Texto proporcionado
↓↓↓
“Sin la incertidumbre, Keynes es algo así como Hamlet sin el Príncipe” (Hyman P. Minsky, Las razones de Keynes, FCE, México, p. 67).
Si concebimos al capitalismo como un sistema económico que sigue una trayectoria cíclica, podemos asumir que durante la fase depresiva una incertidumbre fundamental toma el sitio protagónico. En esas estamos por todo el planeta y los fundamentos para hacer previsiones son, por decirlo con indulgencia, notablemente débiles.
Entre las peculiaridades del proceso de aprobación del Presupuesto Federal mexicano, destaca la camisa de fuerza que representa la inicial emisión de la Ley de Ingresos, por parte del Congreso de la Unión y, después, la aprobación del Presupuesto, por parte de la Cámara de Diputados. Este orden de aparición va en sentido opuesto a lo propuesto por Adam Smith en el libro V de La riqueza de las naciones, y también en dirección opuesta al sentido común; colocamos a la carreta delante de los bueyes al establecer, primero, cuánto ingreso habrá y, segundo, para qué nos alcanza.
Otra peculiaridad, igual de inquietante, es que, mientras la economía nacional (especialmente las exportaciones) se despetroliza, el gasto público se encuentra atado a aquellos veneros que, según el poeta, nos escrituró Mefistófeles; las altas obligaciones sociales del Estado, se financian desproporcionadamente con el producto de la venta de un recurso natural que, para acabarla de acabar, no es renovable.
Este segundo asunto obliga a hacer cálculos (es un decir) a la Secretaría de Hacienda y Crédito Público que a no pocos economistas les han parecido muy optimistas y a otros nos parecen increíbles. El ejercicio comienza en suponer un precio promedio del barril de petróleo crudo, a nivel internacional; la volatilidad de ese precio –en el que durante la pandemia y en el 2020 viajó de centavos a muchas decenas de dólares- convierte a cualquier cálculo en ocurrencia.
El segundo cálculo está referido a la producción petrolera diaria de nuestra sobre ordeñada plataforma petrolera; ahí sí es visible un pecado de optimismo cuando se rebasa en alrededor de 200 mil barriles diarios la producción actual. El escenario que produce un desencuentro entre los cálculos y la realidad es el dilema entre el déficit fiscal y su financiamiento vía deuda, de un lado, y, de otro, la más austera que republicana tijera aplicada sobre programas no prioritarios, ya sabemos para quién.
Ante tanta calamidad, lo más conveniente para las finanzas públicas sería la propuesta de una reforma fiscal radicalmente progresiva; nada modera tanto la desigualdad –que aquí nos asfixia- que el impuesto sobre la renta. En un país lleno de necesidades y de pobres, esa reforma no admite más posposición.
↑↑↑
Entradas del conjunto de datos:
↓↓↓
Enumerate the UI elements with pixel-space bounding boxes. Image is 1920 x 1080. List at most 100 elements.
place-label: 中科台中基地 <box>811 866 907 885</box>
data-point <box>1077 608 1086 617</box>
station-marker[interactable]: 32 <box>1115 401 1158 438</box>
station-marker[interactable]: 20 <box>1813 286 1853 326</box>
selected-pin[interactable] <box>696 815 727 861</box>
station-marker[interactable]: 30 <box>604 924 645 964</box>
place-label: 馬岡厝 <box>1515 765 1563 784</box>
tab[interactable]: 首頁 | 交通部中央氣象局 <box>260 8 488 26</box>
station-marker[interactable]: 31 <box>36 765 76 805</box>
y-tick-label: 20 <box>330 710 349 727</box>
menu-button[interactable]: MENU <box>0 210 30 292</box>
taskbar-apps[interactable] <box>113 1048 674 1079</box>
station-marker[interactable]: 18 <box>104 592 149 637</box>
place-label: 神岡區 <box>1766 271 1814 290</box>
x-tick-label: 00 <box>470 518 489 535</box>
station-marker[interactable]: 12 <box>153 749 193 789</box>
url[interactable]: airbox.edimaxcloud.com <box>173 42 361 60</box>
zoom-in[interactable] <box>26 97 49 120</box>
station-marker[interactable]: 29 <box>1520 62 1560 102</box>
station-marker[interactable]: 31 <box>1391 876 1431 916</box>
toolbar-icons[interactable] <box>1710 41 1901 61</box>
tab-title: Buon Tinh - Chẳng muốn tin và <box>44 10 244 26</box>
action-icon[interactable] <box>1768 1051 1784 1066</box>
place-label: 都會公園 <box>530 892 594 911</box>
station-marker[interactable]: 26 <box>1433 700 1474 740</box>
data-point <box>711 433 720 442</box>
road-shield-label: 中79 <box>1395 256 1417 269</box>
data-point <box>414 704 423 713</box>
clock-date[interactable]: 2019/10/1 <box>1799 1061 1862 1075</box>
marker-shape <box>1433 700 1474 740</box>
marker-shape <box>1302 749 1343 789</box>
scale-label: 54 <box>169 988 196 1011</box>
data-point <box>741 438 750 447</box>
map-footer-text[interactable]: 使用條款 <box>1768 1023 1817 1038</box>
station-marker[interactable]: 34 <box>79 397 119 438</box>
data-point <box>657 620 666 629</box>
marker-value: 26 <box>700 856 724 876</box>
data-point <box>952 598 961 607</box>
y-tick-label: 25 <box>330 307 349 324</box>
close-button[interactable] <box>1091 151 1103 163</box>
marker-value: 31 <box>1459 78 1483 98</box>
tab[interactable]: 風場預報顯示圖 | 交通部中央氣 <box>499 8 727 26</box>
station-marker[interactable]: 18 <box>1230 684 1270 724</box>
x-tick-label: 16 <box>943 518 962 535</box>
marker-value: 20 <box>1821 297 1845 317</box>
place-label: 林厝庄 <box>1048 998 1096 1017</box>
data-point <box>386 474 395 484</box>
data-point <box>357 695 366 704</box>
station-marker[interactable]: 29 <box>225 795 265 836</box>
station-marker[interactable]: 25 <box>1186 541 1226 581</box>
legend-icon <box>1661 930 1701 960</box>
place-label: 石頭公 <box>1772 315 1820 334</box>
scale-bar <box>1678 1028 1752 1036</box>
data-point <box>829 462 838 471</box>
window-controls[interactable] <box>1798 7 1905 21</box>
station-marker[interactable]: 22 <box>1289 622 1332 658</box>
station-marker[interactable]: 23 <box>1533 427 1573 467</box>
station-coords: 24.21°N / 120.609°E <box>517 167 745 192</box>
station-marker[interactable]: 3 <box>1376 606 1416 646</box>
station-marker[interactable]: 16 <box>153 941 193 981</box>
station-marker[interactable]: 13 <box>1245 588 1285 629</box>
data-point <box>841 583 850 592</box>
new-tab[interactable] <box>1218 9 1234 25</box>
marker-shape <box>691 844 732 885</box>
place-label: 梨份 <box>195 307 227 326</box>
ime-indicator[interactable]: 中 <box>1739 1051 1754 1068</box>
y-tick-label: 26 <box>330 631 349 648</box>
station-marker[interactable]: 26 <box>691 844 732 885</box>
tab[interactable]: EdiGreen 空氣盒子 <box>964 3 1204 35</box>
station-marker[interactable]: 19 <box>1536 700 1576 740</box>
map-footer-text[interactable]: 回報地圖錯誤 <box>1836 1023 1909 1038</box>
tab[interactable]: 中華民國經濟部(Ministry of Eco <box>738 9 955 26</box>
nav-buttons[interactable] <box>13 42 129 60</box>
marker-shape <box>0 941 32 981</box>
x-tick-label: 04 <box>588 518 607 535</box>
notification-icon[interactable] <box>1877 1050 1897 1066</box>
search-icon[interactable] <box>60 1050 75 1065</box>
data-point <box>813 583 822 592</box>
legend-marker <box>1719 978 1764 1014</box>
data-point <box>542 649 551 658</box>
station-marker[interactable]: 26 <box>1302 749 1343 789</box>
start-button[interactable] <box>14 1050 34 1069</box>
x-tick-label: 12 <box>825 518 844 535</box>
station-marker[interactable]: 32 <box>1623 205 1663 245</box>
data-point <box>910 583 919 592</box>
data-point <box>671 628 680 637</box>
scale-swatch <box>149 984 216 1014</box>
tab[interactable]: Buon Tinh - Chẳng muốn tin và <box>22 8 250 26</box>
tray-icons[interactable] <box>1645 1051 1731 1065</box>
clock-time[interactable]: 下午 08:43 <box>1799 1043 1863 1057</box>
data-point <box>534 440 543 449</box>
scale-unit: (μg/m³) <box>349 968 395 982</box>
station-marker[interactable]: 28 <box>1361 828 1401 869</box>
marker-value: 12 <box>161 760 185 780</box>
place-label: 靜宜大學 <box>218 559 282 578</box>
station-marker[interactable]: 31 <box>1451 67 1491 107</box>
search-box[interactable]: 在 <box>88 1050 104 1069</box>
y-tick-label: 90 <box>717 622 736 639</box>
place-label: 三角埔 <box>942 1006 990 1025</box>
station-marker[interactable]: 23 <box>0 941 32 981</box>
↑↑↑
Instrucciones
Di si cada afirmación concuerda con el texto sobre el presupuesto federal mexicano. Responde sí o no y cita las palabras del texto que lo deciden.
(a) La Ley de Ingresos se emite antes de que se apruebe el Presupuesto.
(b) Las exportaciones del país dependen cada vez más del petróleo.
(c) El cálculo de producción petrolera diaria supera la producción actual en unos 200 mil barriles.

Respuesta
(a) Sí: "la inicial emisión de la Ley de Ingresos, por parte del Congreso de la Unión y, después, la aprobación del Presupuesto, por parte de la Cámara de Diputados".
(b) No: "mientras la economía nacional (especialmente las exportaciones) se despetroliza".
(c) Sí: "se rebasa en alrededor de 200 mil barriles diarios la producción actual".